Give the number of lines containing "screenshot" in this listing, with no other words.
-- START Stored records --
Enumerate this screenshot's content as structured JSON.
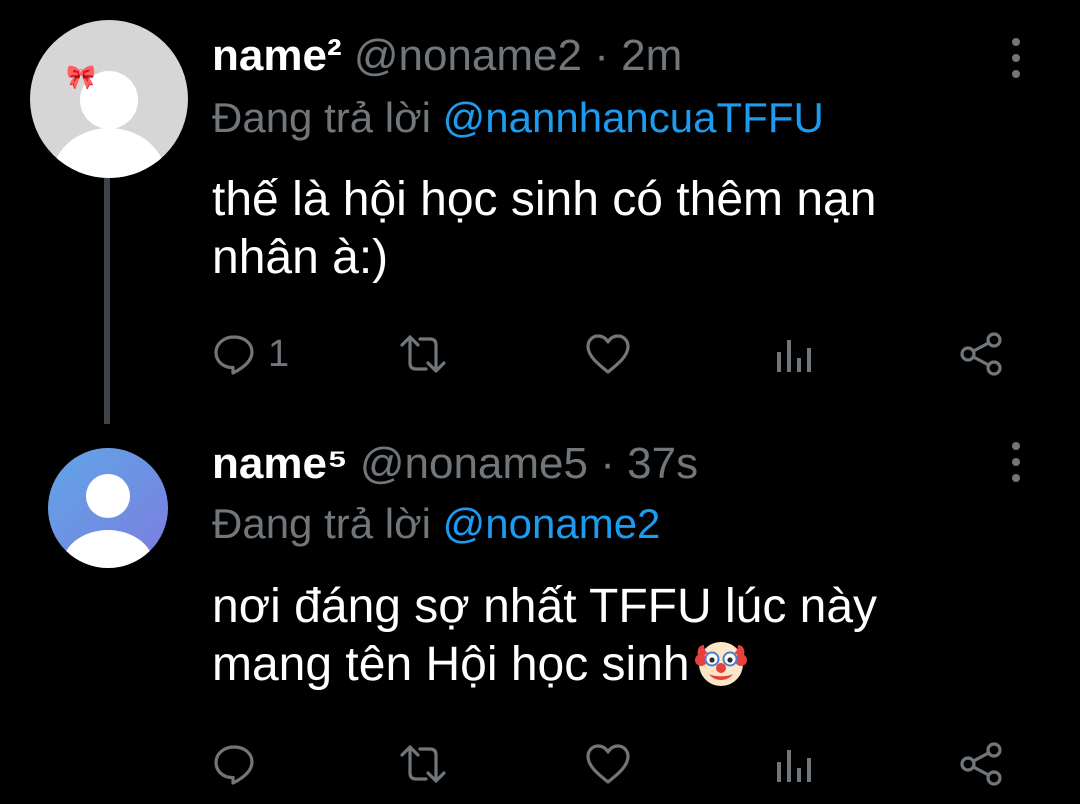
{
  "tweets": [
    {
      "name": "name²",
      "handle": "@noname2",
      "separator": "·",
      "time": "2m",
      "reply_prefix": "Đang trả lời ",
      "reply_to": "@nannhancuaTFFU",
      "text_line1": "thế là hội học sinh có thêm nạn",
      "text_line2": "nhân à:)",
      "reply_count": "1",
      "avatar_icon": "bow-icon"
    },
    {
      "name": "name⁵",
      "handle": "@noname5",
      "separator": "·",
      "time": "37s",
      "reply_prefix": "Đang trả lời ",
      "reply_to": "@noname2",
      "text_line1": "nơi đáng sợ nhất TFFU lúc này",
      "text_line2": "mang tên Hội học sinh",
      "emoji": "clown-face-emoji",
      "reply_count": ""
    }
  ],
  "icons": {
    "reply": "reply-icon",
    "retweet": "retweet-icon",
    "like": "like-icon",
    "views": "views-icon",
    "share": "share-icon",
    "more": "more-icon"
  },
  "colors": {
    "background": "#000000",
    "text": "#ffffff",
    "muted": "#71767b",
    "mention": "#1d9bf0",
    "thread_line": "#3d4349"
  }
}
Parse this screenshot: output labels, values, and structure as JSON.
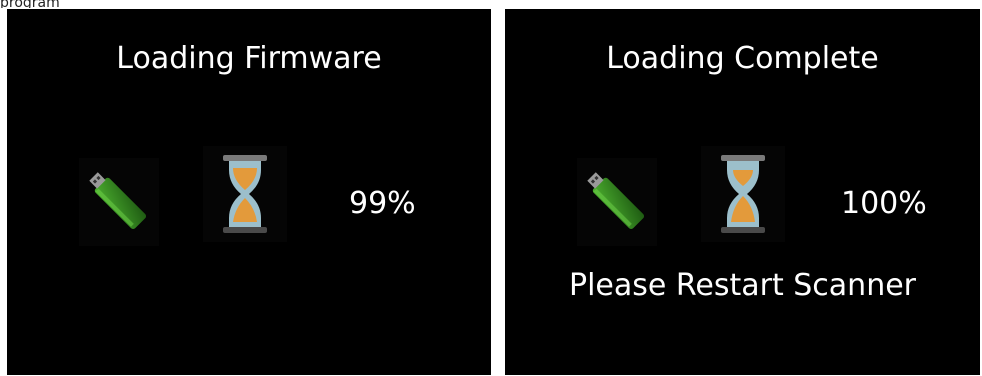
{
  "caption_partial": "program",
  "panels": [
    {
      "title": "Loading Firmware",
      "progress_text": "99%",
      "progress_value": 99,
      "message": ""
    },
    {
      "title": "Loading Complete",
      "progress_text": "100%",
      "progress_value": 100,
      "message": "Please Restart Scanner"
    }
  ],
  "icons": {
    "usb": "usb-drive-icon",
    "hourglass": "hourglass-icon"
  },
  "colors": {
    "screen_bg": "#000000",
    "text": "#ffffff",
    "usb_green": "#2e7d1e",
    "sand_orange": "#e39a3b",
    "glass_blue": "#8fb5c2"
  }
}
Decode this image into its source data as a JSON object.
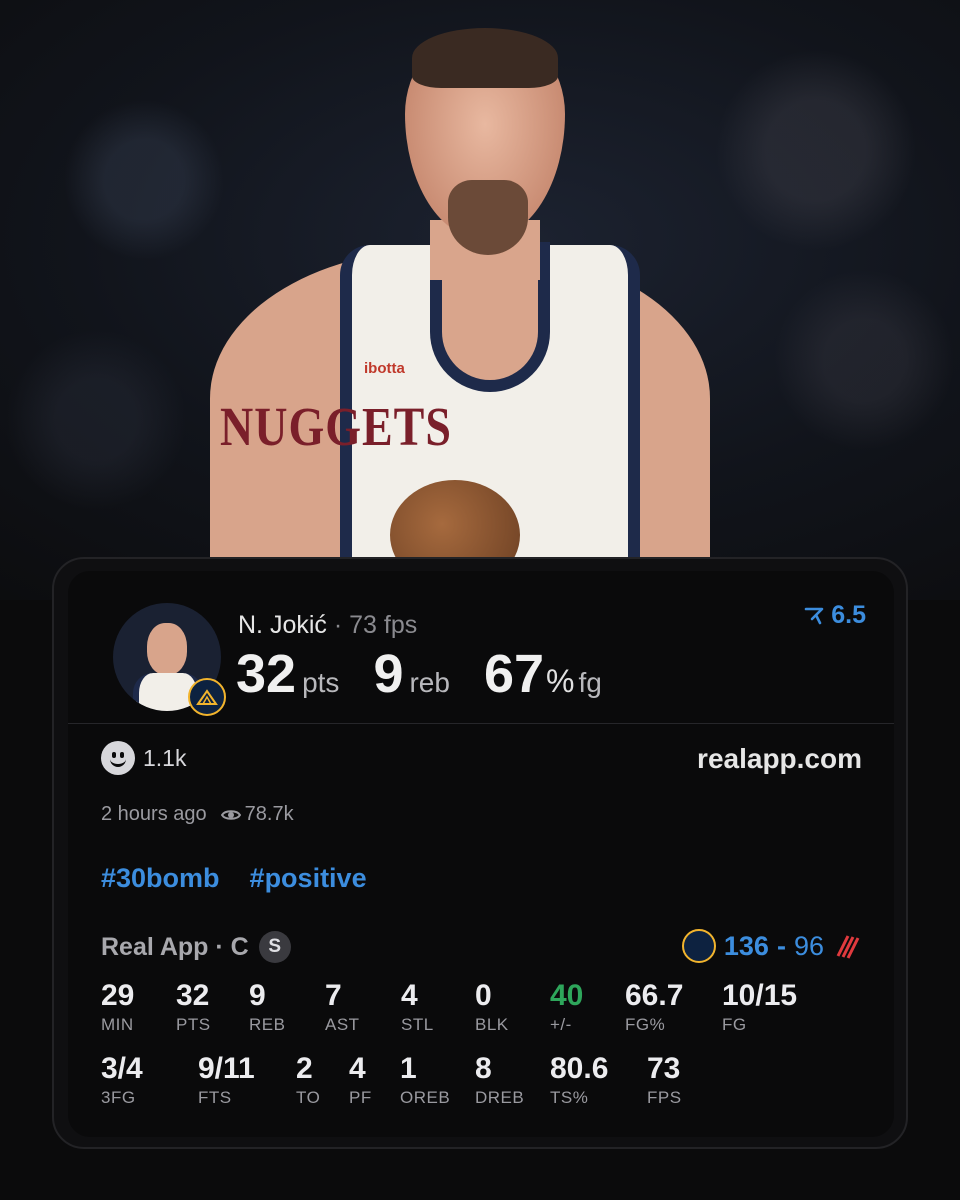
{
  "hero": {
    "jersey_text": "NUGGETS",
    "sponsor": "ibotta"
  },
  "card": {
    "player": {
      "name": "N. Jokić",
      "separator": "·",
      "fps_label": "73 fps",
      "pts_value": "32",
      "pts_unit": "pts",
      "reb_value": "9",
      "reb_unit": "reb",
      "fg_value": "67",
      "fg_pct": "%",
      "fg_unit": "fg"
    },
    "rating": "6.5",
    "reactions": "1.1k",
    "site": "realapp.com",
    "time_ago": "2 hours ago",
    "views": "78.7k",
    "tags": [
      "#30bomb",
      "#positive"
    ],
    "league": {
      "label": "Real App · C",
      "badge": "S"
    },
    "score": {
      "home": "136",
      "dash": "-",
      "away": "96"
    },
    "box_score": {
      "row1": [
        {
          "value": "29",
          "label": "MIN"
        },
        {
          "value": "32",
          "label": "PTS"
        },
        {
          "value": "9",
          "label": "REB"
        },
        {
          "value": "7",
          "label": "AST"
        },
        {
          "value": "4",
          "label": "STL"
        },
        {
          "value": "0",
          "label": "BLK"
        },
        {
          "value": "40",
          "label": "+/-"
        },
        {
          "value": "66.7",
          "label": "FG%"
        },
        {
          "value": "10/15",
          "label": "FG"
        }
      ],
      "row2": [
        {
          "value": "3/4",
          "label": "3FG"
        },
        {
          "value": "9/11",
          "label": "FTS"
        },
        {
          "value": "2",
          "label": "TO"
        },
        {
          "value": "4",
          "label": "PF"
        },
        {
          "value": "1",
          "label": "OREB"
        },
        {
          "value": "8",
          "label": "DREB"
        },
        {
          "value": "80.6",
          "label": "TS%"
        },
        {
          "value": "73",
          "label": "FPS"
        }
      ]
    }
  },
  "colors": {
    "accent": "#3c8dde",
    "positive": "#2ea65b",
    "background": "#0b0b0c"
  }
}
-- END Stored records --
**Full answer**
2